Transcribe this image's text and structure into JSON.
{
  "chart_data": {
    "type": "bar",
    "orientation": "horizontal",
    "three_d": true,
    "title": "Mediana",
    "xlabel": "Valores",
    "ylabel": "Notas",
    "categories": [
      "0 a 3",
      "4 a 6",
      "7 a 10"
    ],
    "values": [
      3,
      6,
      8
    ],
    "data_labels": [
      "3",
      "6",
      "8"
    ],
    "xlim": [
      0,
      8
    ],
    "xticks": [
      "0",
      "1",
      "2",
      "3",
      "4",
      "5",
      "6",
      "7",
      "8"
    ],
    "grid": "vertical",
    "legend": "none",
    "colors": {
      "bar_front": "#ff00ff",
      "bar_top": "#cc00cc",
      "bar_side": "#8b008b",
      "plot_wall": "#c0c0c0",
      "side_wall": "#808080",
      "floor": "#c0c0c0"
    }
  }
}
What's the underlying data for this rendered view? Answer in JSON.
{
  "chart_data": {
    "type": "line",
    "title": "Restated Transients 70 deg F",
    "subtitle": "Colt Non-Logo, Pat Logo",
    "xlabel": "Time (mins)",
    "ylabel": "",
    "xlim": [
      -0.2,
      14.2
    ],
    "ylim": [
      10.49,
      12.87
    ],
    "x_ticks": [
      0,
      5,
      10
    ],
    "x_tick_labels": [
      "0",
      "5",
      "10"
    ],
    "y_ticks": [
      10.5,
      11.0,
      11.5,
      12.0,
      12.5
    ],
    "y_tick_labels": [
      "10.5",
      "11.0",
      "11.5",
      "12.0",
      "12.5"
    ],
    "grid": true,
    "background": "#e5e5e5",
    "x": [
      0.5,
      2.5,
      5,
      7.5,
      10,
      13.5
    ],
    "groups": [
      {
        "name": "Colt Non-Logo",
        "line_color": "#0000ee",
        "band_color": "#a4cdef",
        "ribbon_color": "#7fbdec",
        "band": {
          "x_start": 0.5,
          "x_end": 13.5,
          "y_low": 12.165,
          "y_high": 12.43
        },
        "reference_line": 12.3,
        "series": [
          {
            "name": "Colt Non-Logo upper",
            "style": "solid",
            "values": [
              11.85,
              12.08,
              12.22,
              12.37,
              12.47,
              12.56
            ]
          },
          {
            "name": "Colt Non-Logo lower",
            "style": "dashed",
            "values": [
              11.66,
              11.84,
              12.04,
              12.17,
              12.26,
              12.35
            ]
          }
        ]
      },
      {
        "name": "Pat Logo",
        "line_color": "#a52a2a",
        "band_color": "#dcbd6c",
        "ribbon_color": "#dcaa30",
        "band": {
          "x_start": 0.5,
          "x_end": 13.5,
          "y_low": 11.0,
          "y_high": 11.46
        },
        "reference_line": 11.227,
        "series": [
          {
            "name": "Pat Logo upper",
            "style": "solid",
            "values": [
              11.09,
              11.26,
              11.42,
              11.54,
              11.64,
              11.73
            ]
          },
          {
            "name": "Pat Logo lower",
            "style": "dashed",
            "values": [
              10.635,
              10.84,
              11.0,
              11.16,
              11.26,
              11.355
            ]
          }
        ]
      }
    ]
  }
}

================================

● What you are asked to do
Transcribe the data above in full, exactly.

● Result
Transcribe this image's text and structure into JSON.
{
  "chart_data": {
    "type": "bar",
    "orientation": "horizontal",
    "three_d": true,
    "title": "Mediana",
    "xlabel": "Valores",
    "ylabel": "Notas",
    "categories": [
      "0 a 3",
      "4 a 6",
      "7 a 10"
    ],
    "values": [
      3,
      6,
      8
    ],
    "data_labels": [
      "3",
      "6",
      "8"
    ],
    "xlim": [
      0,
      8
    ],
    "xticks": [
      "0",
      "1",
      "2",
      "3",
      "4",
      "5",
      "6",
      "7",
      "8"
    ],
    "grid": "vertical",
    "legend": "none",
    "colors": {
      "bar_front": "#ff00ff",
      "bar_top": "#cc00cc",
      "bar_side": "#8b008b",
      "plot_wall": "#c0c0c0",
      "side_wall": "#808080",
      "floor": "#c0c0c0"
    }
  }
}
What's the underlying data for this rendered view? Answer in JSON.
{
  "chart_data": {
    "type": "line",
    "title": "Restated Transients 70 deg F",
    "subtitle": "Colt Non-Logo, Pat Logo",
    "xlabel": "Time (mins)",
    "ylabel": "",
    "xlim": [
      -0.2,
      14.2
    ],
    "ylim": [
      10.49,
      12.87
    ],
    "x_ticks": [
      0,
      5,
      10
    ],
    "x_tick_labels": [
      "0",
      "5",
      "10"
    ],
    "y_ticks": [
      10.5,
      11.0,
      11.5,
      12.0,
      12.5
    ],
    "y_tick_labels": [
      "10.5",
      "11.0",
      "11.5",
      "12.0",
      "12.5"
    ],
    "grid": true,
    "background": "#e5e5e5",
    "x": [
      0.5,
      2.5,
      5,
      7.5,
      10,
      13.5
    ],
    "groups": [
      {
        "name": "Colt Non-Logo",
        "line_color": "#0000ee",
        "band_color": "#a4cdef",
        "ribbon_color": "#7fbdec",
        "band": {
          "x_start": 0.5,
          "x_end": 13.5,
          "y_low": 12.165,
          "y_high": 12.43
        },
        "reference_line": 12.3,
        "series": [
          {
            "name": "Colt Non-Logo upper",
            "style": "solid",
            "values": [
              11.85,
              12.08,
              12.22,
              12.37,
              12.47,
              12.56
            ]
          },
          {
            "name": "Colt Non-Logo lower",
            "style": "dashed",
            "values": [
              11.66,
              11.84,
              12.04,
              12.17,
              12.26,
              12.35
            ]
          }
        ]
      },
      {
        "name": "Pat Logo",
        "line_color": "#a52a2a",
        "band_color": "#dcbd6c",
        "ribbon_color": "#dcaa30",
        "band": {
          "x_start": 0.5,
          "x_end": 13.5,
          "y_low": 11.0,
          "y_high": 11.46
        },
        "reference_line": 11.227,
        "series": [
          {
            "name": "Pat Logo upper",
            "style": "solid",
            "values": [
              11.09,
              11.26,
              11.42,
              11.54,
              11.64,
              11.73
            ]
          },
          {
            "name": "Pat Logo lower",
            "style": "dashed",
            "values": [
              10.635,
              10.84,
              11.0,
              11.16,
              11.26,
              11.355
            ]
          }
        ]
      }
    ]
  }
}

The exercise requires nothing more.